** Begin Extract provided **

I graduated from University of Pune, India with a Bachelor of Engineering degree majoring in Computer Engineering in 2013. I wanted to join Indian Army just like my father. I even appeared for my SSB in Bhopal, however I couldn’t clear it. After realizing I don’t have many options left to go for SSB again (it takes place once a year), I ended up enrolling myself in an Engineering college in Pune, Maharashtra (also called as Oxford of the East). Those four years of my life turned out to be most fruitful and engaging, which paved the path for my future. During those years I became self dependent, learned about computers, programming languages and made some great friends. During those years I also got introduced to C, C++, Python, SQL, and Databases. I was never interested in Java primarily which colleges used to teach in those days, therefore after Engineering when I moved back to New Delhi I started looking out for roles which are in the Data space or Networking space (I used to think Networking is an easy field).
I’m glad to have this platform to share my Data Journey with you all, how I entered the field and where I foresee myself right now. My professional journey started with AON.

** End Extract provided **
** Begin Dataset excerpts **

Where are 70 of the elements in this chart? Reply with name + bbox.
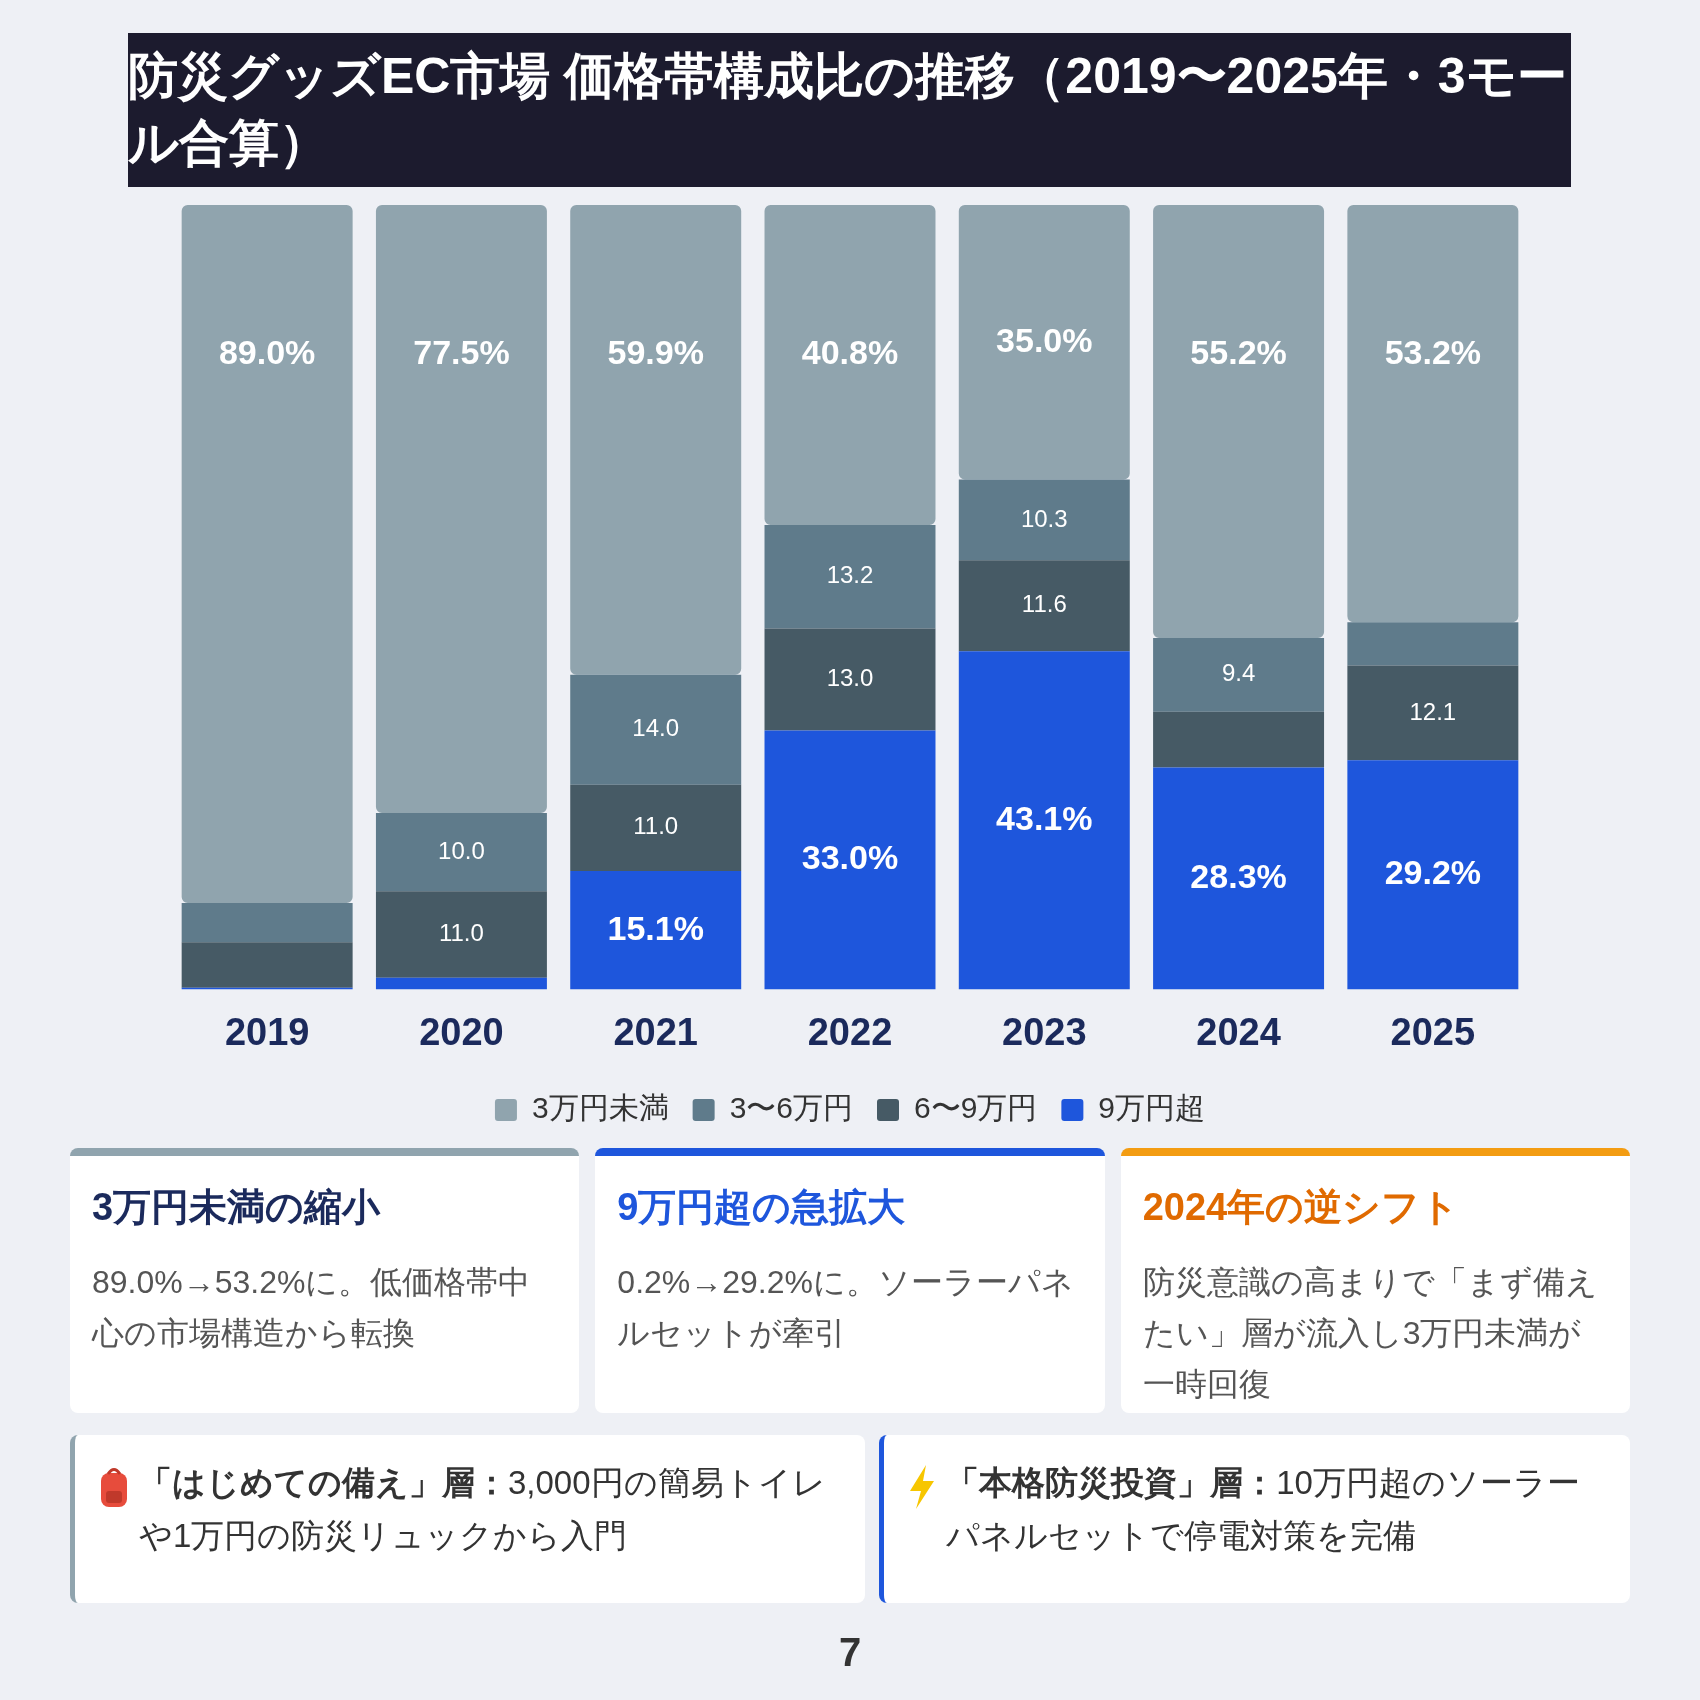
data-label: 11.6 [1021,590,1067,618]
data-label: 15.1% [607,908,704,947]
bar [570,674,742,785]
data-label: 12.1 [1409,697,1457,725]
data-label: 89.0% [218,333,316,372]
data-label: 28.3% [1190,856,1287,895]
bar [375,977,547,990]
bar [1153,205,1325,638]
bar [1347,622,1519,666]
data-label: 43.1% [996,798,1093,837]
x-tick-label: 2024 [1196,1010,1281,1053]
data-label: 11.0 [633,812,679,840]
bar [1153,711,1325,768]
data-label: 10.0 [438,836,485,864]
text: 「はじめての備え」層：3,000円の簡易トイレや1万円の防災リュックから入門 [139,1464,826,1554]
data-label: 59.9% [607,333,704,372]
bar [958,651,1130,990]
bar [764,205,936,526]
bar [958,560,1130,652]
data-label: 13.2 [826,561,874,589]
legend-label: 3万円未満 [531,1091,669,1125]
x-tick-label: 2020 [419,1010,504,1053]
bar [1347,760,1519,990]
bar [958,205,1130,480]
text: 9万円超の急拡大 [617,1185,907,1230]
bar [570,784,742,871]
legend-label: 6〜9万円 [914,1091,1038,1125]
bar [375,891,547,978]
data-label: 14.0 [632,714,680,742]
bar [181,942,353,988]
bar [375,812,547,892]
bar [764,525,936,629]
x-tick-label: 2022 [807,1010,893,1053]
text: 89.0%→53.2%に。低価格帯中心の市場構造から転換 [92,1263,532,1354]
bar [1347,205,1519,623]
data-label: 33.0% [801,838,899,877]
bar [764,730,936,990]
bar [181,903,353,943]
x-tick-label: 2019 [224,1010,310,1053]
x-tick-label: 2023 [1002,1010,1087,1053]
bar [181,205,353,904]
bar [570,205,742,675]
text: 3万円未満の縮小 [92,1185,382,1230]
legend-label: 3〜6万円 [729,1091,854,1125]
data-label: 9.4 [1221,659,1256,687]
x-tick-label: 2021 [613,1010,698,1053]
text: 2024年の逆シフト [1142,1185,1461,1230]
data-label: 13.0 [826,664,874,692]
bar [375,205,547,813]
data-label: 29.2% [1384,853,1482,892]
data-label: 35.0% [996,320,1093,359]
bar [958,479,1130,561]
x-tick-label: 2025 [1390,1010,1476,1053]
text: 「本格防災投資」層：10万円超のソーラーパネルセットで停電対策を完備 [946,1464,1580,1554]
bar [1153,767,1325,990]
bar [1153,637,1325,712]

** End Dataset excerpts **

#### [Aim A]
From the data journey account, list every language and technology the writer says they were introduced to during the engineering years.
#### [Aim B]
Duplicate the data journey account word for word from "I’m glad to" up to and including "started with AON.".
None of the data is needed for this work.

#### [Expected answer A]
- C
- C++
- Python
- SQL
- Databases

#### [Expected answer B]
I’m glad to have this platform to share my Data Journey with you all, how I entered the field and where I foresee myself right now. My professional journey started with AON.